======== Available data ========

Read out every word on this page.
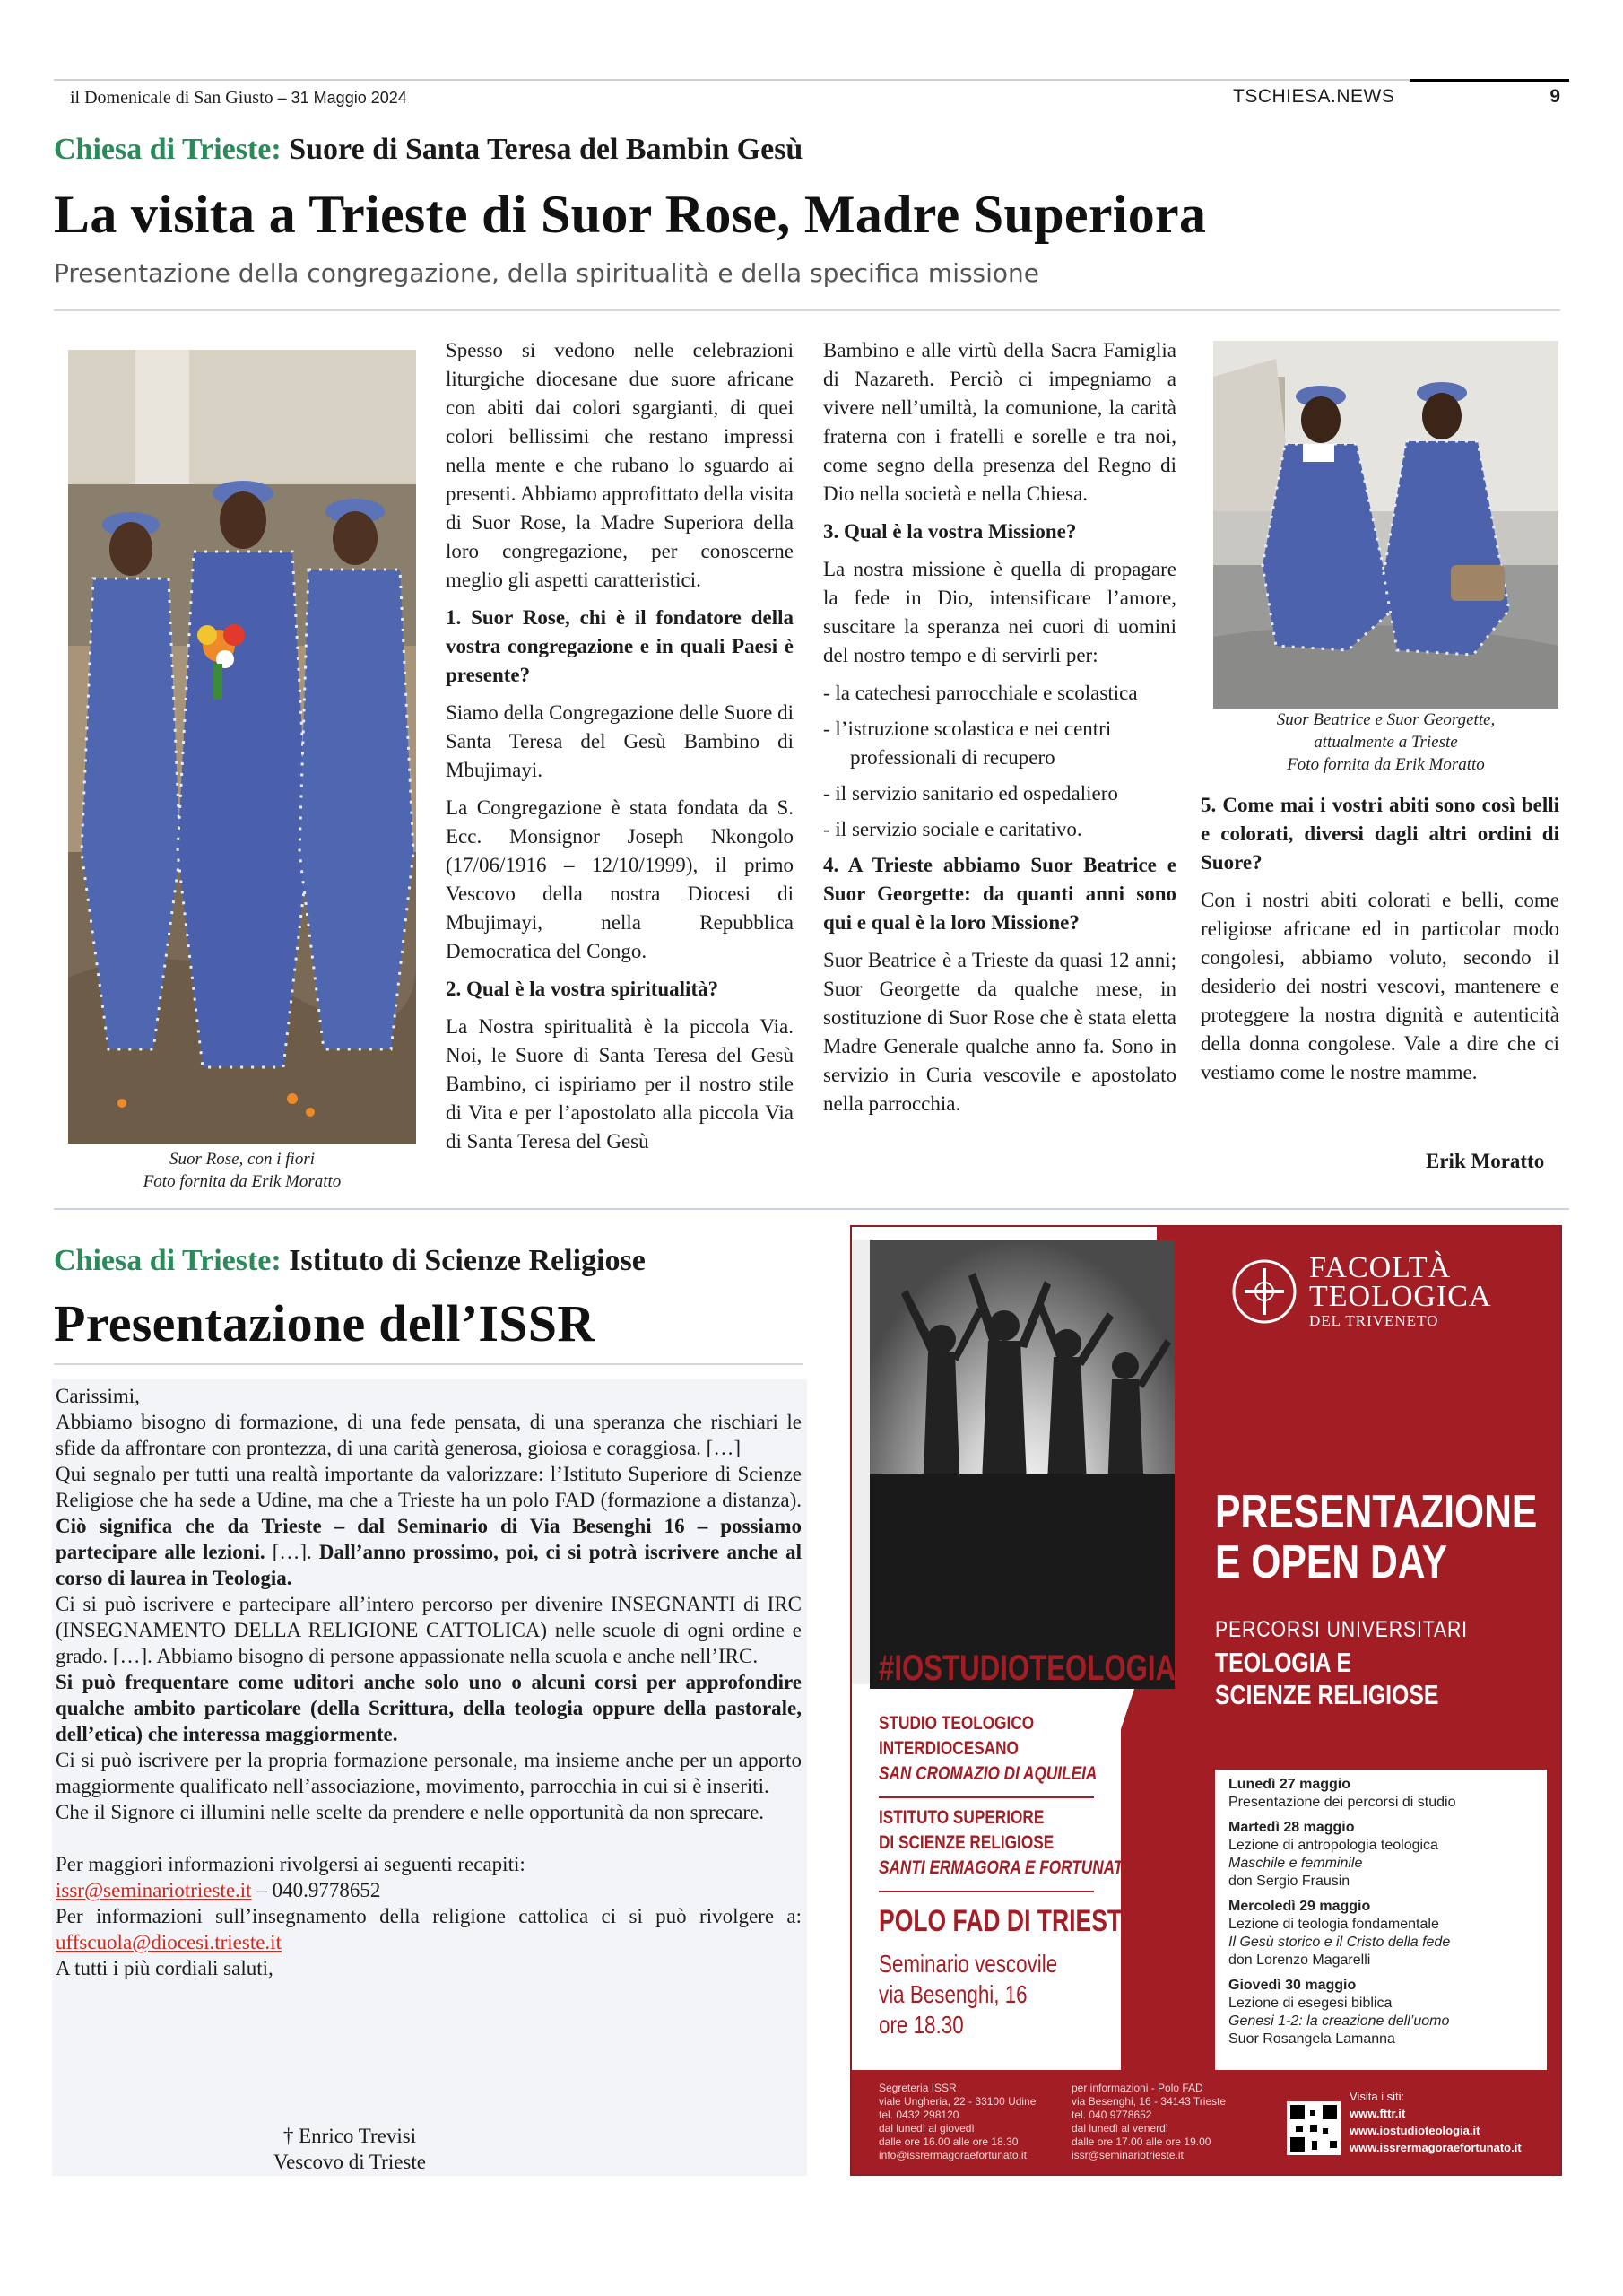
il Domenicale di San Giusto – 31 Maggio 2024	TSCHIESA.NEWS	9
Chiesa di Trieste: Suore di Santa Teresa del Bambin Gesù
La visita a Trieste di Suor Rose, Madre Superiora
Presentazione della congregazione, della spiritualità e della specifica missione
Suor Rose, con i fiori
Foto fornita da Erik Moratto

Spesso si vedono nelle celebrazioni liturgiche diocesane due suore africane con abiti dai colori sgargianti, di quei colori bellissimi che restano impressi nella mente e che rubano lo sguardo ai presenti. Abbiamo approfittato della visita di Suor Rose, la Madre Superiora della loro congregazione, per conoscerne meglio gli aspetti caratteristici.

1. Suor Rose, chi è il fondatore della vostra congregazione e in quali Paesi è presente?

Siamo della Congregazione delle Suore di Santa Teresa del Gesù Bambino di Mbujimayi.

La Congregazione è stata fondata da S. Ecc. Monsignor Joseph Nkongolo (17/06/1916 – 12/10/1999), il primo Vescovo della nostra Diocesi di Mbujimayi, nella Repubblica Democratica del Congo.

2. Qual è la vostra spiritualità?

La Nostra spiritualità è la piccola Via. Noi, le Suore di Santa Teresa del Gesù Bambino, ci ispiriamo per il nostro stile di Vita e per l’apostolato alla piccola Via di Santa Teresa del Gesù

Bambino e alle virtù della Sacra Famiglia di Nazareth. Perciò ci impegniamo a vivere nell’umiltà, la comunione, la carità fraterna con i fratelli e sorelle e tra noi, come segno della presenza del Regno di Dio nella società e nella Chiesa.

3. Qual è la vostra Missione?

La nostra missione è quella di propagare la fede in Dio, intensificare l’amore, suscitare la speranza nei cuori di uomini del nostro tempo e di servirli per:

- la catechesi parrocchiale e scolastica

- l’istruzione scolastica e nei centri

professionali di recupero

- il servizio sanitario ed ospedaliero

- il servizio sociale e caritativo.

4. A Trieste abbiamo Suor Beatrice e Suor Georgette: da quanti anni sono qui e qual è la loro Missione?

Suor Beatrice è a Trieste da quasi 12 anni; Suor Georgette da qualche mese, in sostituzione di Suor Rose che è stata eletta Madre Generale qualche anno fa. Sono in servizio in Curia vescovile e apostolato nella parrocchia.

Suor Beatrice e Suor Georgette,
attualmente a Trieste
Foto fornita da Erik Moratto

5. Come mai i vostri abiti sono così belli e colorati, diversi dagli altri ordini di Suore?

Con i nostri abiti colorati e belli, come religiose africane ed in particolar modo congolesi, abbiamo voluto, secondo il desiderio dei nostri vescovi, mantenere e proteggere la nostra dignità e autenticità della donna congolese. Vale a dire che ci vestiamo come le nostre mamme.

Erik Moratto
Chiesa di Trieste: Istituto di Scienze Religiose
Presentazione dell’ISSR

Carissimi,

Abbiamo bisogno di formazione, di una fede pensata, di una speranza che rischiari le sfide da affrontare con prontezza, di una carità generosa, gioiosa e coraggiosa. […]

Qui segnalo per tutti una realtà importante da valorizzare: l’Istituto Superiore di Scienze Religiose che ha sede a Udine, ma che a Trieste ha un polo FAD (formazione a distanza). Ciò significa che da Trieste – dal Seminario di Via Besenghi 16 – possiamo partecipare alle lezioni. […]. Dall’anno prossimo, poi, ci si potrà iscrivere anche al corso di laurea in Teologia.

Ci si può iscrivere e partecipare all’intero percorso per divenire INSEGNANTI di IRC (INSEGNAMENTO DELLA RELIGIONE CATTOLICA) nelle scuole di ogni ordine e grado. […]. Abbiamo bisogno di persone appassionate nella scuola e anche nell’IRC.

Si può frequentare come uditori anche solo uno o alcuni corsi per approfondire qualche ambito particolare (della Scrittura, della teologia oppure della pastorale, dell’etica) che interessa maggiormente.

Ci si può iscrivere per la propria formazione personale, ma insieme anche per un apporto maggiormente qualificato nell’associazione, movimento, parrocchia in cui si è inseriti.

Che il Signore ci illumini nelle scelte da prendere e nelle opportunità da non sprecare.

Per maggiori informazioni rivolgersi ai seguenti recapiti:

issr@seminariotrieste.it – 040.9778652

Per informazioni sull’insegnamento della religione cattolica ci si può rivolgere a: uffscuola@diocesi.trieste.it

A tutti i più cordiali saluti,

† Enrico Trevisi
Vescovo di Trieste
FACOLTÀ
TEOLOGICA
DEL TRIVENETO
PRESENTAZIONE
E OPEN DAY
PERCORSI UNIVERSITARI
TEOLOGIA E
SCIENZE RELIGIOSE
#IOSTUDIOTEOLOGIA
STUDIO TEOLOGICO
INTERDIOCESANO
SAN CROMAZIO DI AQUILEIA
ISTITUTO SUPERIORE
DI SCIENZE RELIGIOSE
SANTI ERMAGORA E FORTUNATO
POLO FAD DI TRIESTE
Seminario vescovile
via Besenghi, 16
ore 18.30
Lunedì 27 maggio
Presentazione dei percorsi di studio
Martedì 28 maggio
Lezione di antropologia teologica
Maschile e femminile
don Sergio Frausin
Mercoledì 29 maggio
Lezione di teologia fondamentale
Il Gesù storico e il Cristo della fede
don Lorenzo Magarelli
Giovedì 30 maggio
Lezione di esegesi biblica
Genesi 1-2: la creazione dell’uomo
Suor Rosangela Lamanna
Segreteria ISSR
viale Ungheria, 22 - 33100 Udine
tel. 0432 298120
dal lunedì al giovedì
dalle ore 16.00 alle ore 18.30
info@issrermagoraefortunato.it
per informazioni - Polo FAD
via Besenghi, 16 - 34143 Trieste
tel. 040 9778652
dal lunedì al venerdì
dalle ore 17.00 alle ore 19.00
issr@seminariotrieste.it
Visita i siti:
www.fttr.it
www.iostudioteologia.it
www.issrermagoraefortunato.it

========

• **Instructions to follow**
Each line of the data that contains "vescovile" belongs in the answer.

• **Exercise result**
Suor Beatrice è a Trieste da quasi 12 anni; Suor Georgette da qualche mese, in sostituzione di Suor Rose che è stata eletta Madre Generale qualche anno fa. Sono in servizio in Curia vescovile e apostolato nella parrocchia.
Seminario vescovile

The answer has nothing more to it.